In the listing below, locate the lines bearing the word "operation". Copy every one of them.

[START OF ENTRIES PROVIDED]

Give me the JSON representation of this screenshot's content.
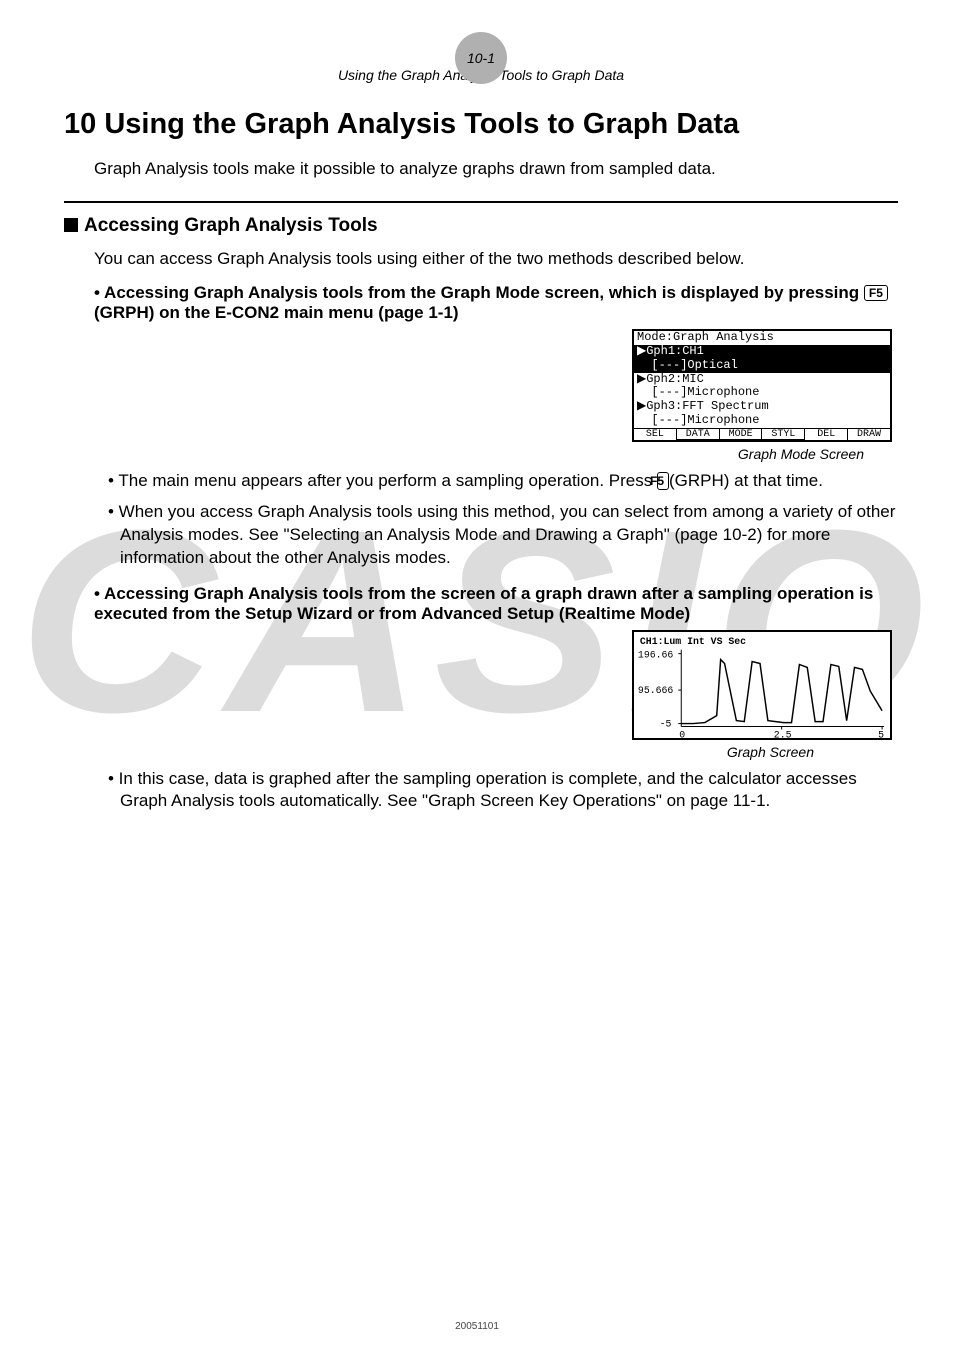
{
  "header": {
    "page_ref": "10-1",
    "running": "Using the Graph Analysis Tools to Graph Data"
  },
  "watermark": "CASIO",
  "title": "10 Using the Graph Analysis Tools to Graph Data",
  "intro": "Graph Analysis tools make it possible to analyze graphs drawn from sampled data.",
  "section1": {
    "heading": "Accessing Graph Analysis Tools",
    "lead": "You can access Graph Analysis tools using either of the two methods described below.",
    "method_a_pre": "•  Accessing Graph Analysis tools from the Graph Mode screen, which is displayed by pressing ",
    "method_a_key": "F5",
    "method_a_post": "(GRPH) on the E-CON2 main menu (page 1-1)",
    "lcd1": {
      "l0": "Mode:Graph Analysis",
      "l1": "▶Gph1:CH1",
      "l2": "  [---]Optical",
      "l3": "▶Gph2:MIC",
      "l4": "  [---]Microphone",
      "l5": "▶Gph3:FFT Spectrum",
      "l6": "  [---]Microphone",
      "f1": "SEL",
      "f2": "DATA",
      "f3": "MODE",
      "f4": "STYL",
      "f5": "DEL",
      "f6": "DRAW"
    },
    "cap1": "Graph Mode Screen",
    "note_a1_pre": "• The main menu appears after you perform a sampling operation. Press ",
    "note_a1_key": "F5",
    "note_a1_post": "(GRPH) at that time.",
    "note_a2": "• When you access Graph Analysis tools using this method, you can select from among a variety of other Analysis modes. See \"Selecting an Analysis Mode and Drawing a Graph\" (page 10-2) for more information about the other Analysis modes.",
    "method_b": "•  Accessing Graph Analysis tools from the screen of a graph drawn after a sampling operation is executed from the Setup Wizard or from Advanced Setup (Realtime Mode)",
    "lcd2": {
      "title": "CH1:Lum Int VS Sec",
      "y_top": "196.66",
      "y_mid": "95.666",
      "y_bot": "-5",
      "x0": "0",
      "x_mid": "2.5",
      "x_end": "5"
    },
    "cap2": "Graph Screen",
    "note_b1": "• In this case, data is graphed after the sampling operation is complete, and the calculator accesses Graph Analysis tools automatically. See \"Graph Screen Key Operations\" on page 11-1."
  },
  "footer_code": "20051101",
  "chart_data": {
    "type": "line",
    "title": "CH1:Lum Int VS Sec",
    "xlabel": "Sec",
    "ylabel": "Lum Int",
    "xlim": [
      0,
      5
    ],
    "ylim": [
      -5,
      196.66
    ],
    "x_ticks": [
      0,
      2.5,
      5
    ],
    "y_ticks": [
      -5,
      95.666,
      196.66
    ],
    "series": [
      {
        "name": "CH1",
        "x": [
          0.0,
          0.3,
          0.6,
          0.9,
          1.0,
          1.1,
          1.4,
          1.6,
          1.8,
          2.0,
          2.2,
          2.4,
          2.6,
          2.8,
          3.0,
          3.2,
          3.4,
          3.6,
          3.8,
          4.0,
          4.2,
          4.4,
          4.6,
          4.8,
          5.0
        ],
        "values": [
          0,
          0,
          2,
          20,
          170,
          150,
          10,
          8,
          160,
          155,
          15,
          10,
          5,
          5,
          150,
          140,
          10,
          8,
          150,
          145,
          15,
          140,
          135,
          90,
          40
        ]
      }
    ]
  }
}
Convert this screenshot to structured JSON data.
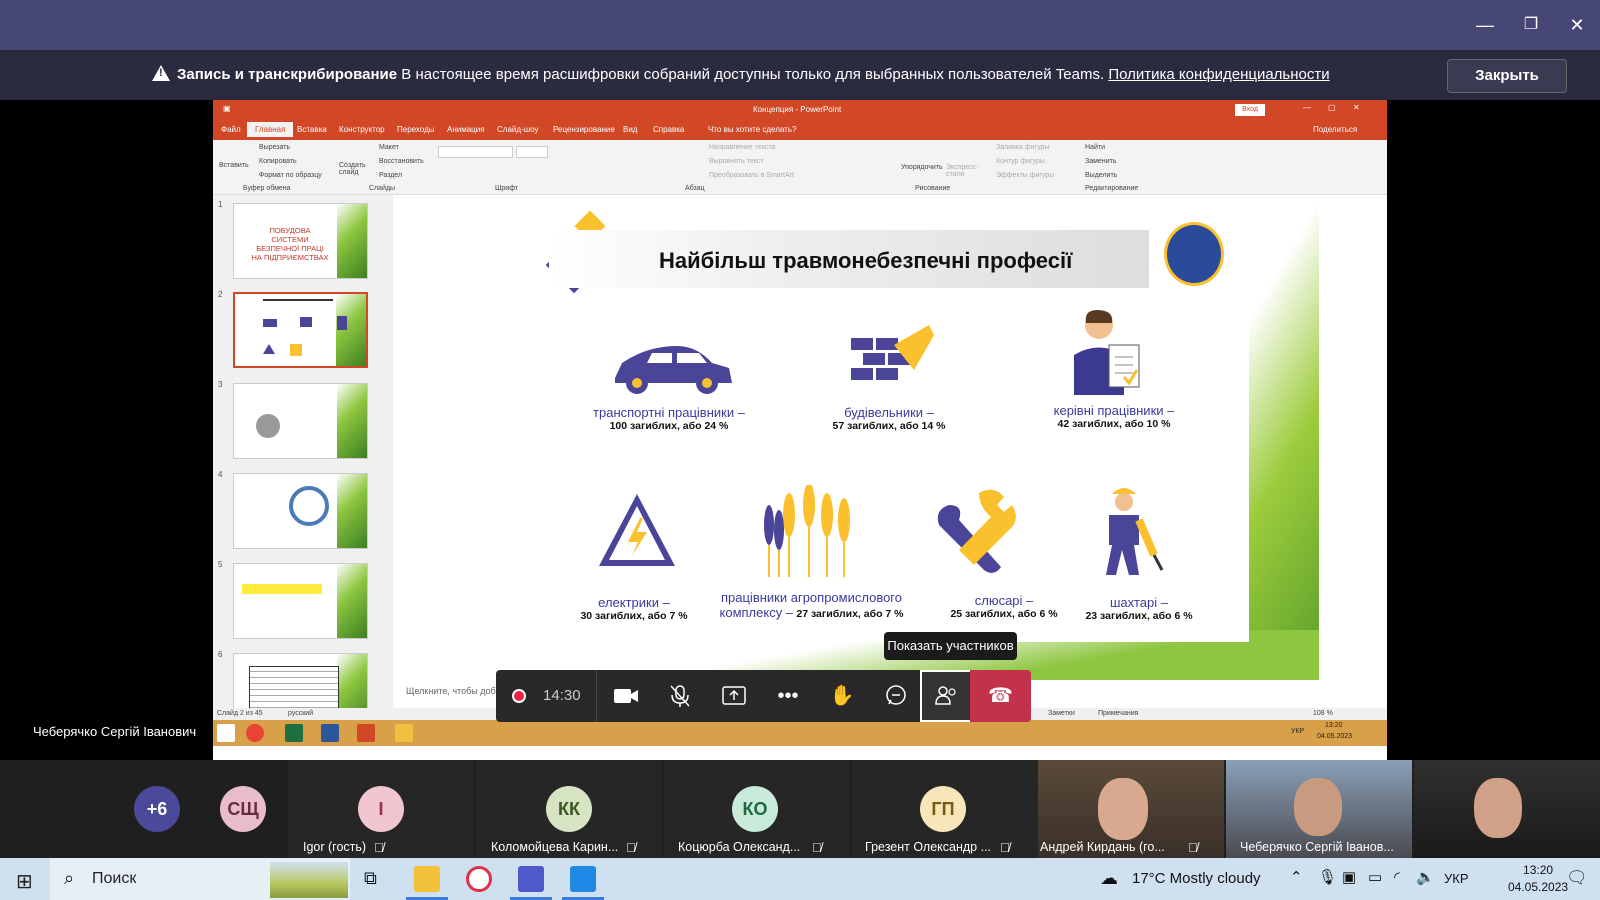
{
  "window": {
    "minimize": "—",
    "maximize": "❐",
    "close": "✕"
  },
  "banner": {
    "title": "Запись и транскрибирование",
    "message": "В настоящее время расшифровки собраний доступны только для выбранных пользователей Teams.",
    "link": "Политика конфиденциальности",
    "close_label": "Закрыть"
  },
  "powerpoint": {
    "title": "Концепция - PowerPoint",
    "login": "Вход",
    "share": "Поделиться",
    "tabs": [
      "Файл",
      "Главная",
      "Вставка",
      "Конструктор",
      "Переходы",
      "Анимация",
      "Слайд-шоу",
      "Рецензирование",
      "Вид",
      "Справка",
      "Что вы хотите сделать?"
    ],
    "ribbon": {
      "paste": "Вставить",
      "cut": "Вырезать",
      "copy": "Копировать",
      "format": "Формат по образцу",
      "clipboard": "Буфер обмена",
      "new_slide": "Создать слайд",
      "layout": "Макет",
      "reset": "Восстановить",
      "section": "Раздел",
      "slides": "Слайды",
      "font": "Шрифт",
      "paragraph": "Абзац",
      "text_dir": "Направление текста",
      "align_text": "Выровнять текст",
      "smartart": "Преобразовать в SmartArt",
      "arrange": "Упорядочить",
      "quick_styles": "Экспресс-стили",
      "fill": "Заливка фигуры",
      "outline": "Контур фигуры",
      "effects": "Эффекты фигуры",
      "drawing": "Рисование",
      "find": "Найти",
      "replace": "Заменить",
      "select": "Выделить",
      "editing": "Редактирование"
    },
    "thumb_numbers": [
      "1",
      "2",
      "3",
      "4",
      "5",
      "6"
    ],
    "thumb1_text": "ПОБУДОВА СИСТЕМИ БЕЗПЕЧНОЇ ПРАЦІ НА ПІДПРИЄМСТВАХ",
    "notes_hint": "Щелкните, чтобы доба",
    "status": {
      "slide": "Слайд 2 из 45",
      "lang": "русский",
      "notes": "Заметки",
      "comments": "Примечания",
      "zoom": "108 %"
    },
    "taskbar_lang": "УКР",
    "taskbar_time": "13:20",
    "taskbar_date": "04.05.2023"
  },
  "slide": {
    "title": "Найбільш травмонебезпечні професії",
    "items": [
      {
        "name": "транспортні працівники –",
        "stat": "100 загиблих, або 24 %"
      },
      {
        "name": "будівельники –",
        "stat": "57 загиблих, або 14 %"
      },
      {
        "name": "керівні працівники –",
        "stat": "42 загиблих, або 10 %"
      },
      {
        "name": "електрики –",
        "stat": "30 загиблих, або 7 %"
      },
      {
        "name": "працівники агропромислового",
        "name2": "комплексу –",
        "stat": "27 загиблих, або 7 %"
      },
      {
        "name": "слюсарі –",
        "stat": "25 загиблих, або 6 %"
      },
      {
        "name": "шахтарі –",
        "stat": "23 загиблих, або 6 %"
      }
    ]
  },
  "call": {
    "timer": "14:30",
    "tooltip": "Показать участников",
    "presenter": "Чеберячко Сергій Іванович"
  },
  "participants": [
    {
      "initials": "+6",
      "color": "#4b4a9a",
      "text_color": "#ffffff"
    },
    {
      "initials": "СЩ",
      "color": "#e8bcc8",
      "text_color": "#6a2a40"
    },
    {
      "initials": "І",
      "color": "#f2c6cf",
      "text_color": "#9a3050",
      "name": "Igor (гость)"
    },
    {
      "initials": "КК",
      "color": "#d6e4c3",
      "text_color": "#3a5a20",
      "name": "Коломойцева Карин..."
    },
    {
      "initials": "КО",
      "color": "#c8ead9",
      "text_color": "#1f6a45",
      "name": "Коцюрба Олександ..."
    },
    {
      "initials": "ГП",
      "color": "#f7e6b8",
      "text_color": "#7a5a10",
      "name": "Грезент Олександр ..."
    },
    {
      "name": "Андрей Кирдань (го..."
    },
    {
      "name": "Чеберячко Сергій Іванов..."
    },
    {
      "name": ""
    }
  ],
  "taskbar": {
    "search": "Поиск",
    "weather": "17°C  Mostly cloudy",
    "lang": "УКР",
    "time": "13:20",
    "date": "04.05.2023"
  }
}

[END OF ENTRIES PROVIDED]

FULL RESPONSE:
    "note_a1_pre": "• The main menu appears after you perform a sampling operation. Press ",
    "method_b": "•  Accessing Graph Analysis tools from the screen of a graph drawn after a sampling operation is executed from the Setup Wizard or from Advanced Setup (Realtime Mode)",
    "note_b1": "• In this case, data is graphed after the sampling operation is complete, and the calculator accesses Graph Analysis tools automatically. See \"Graph Screen Key Operations\" on page 11-1."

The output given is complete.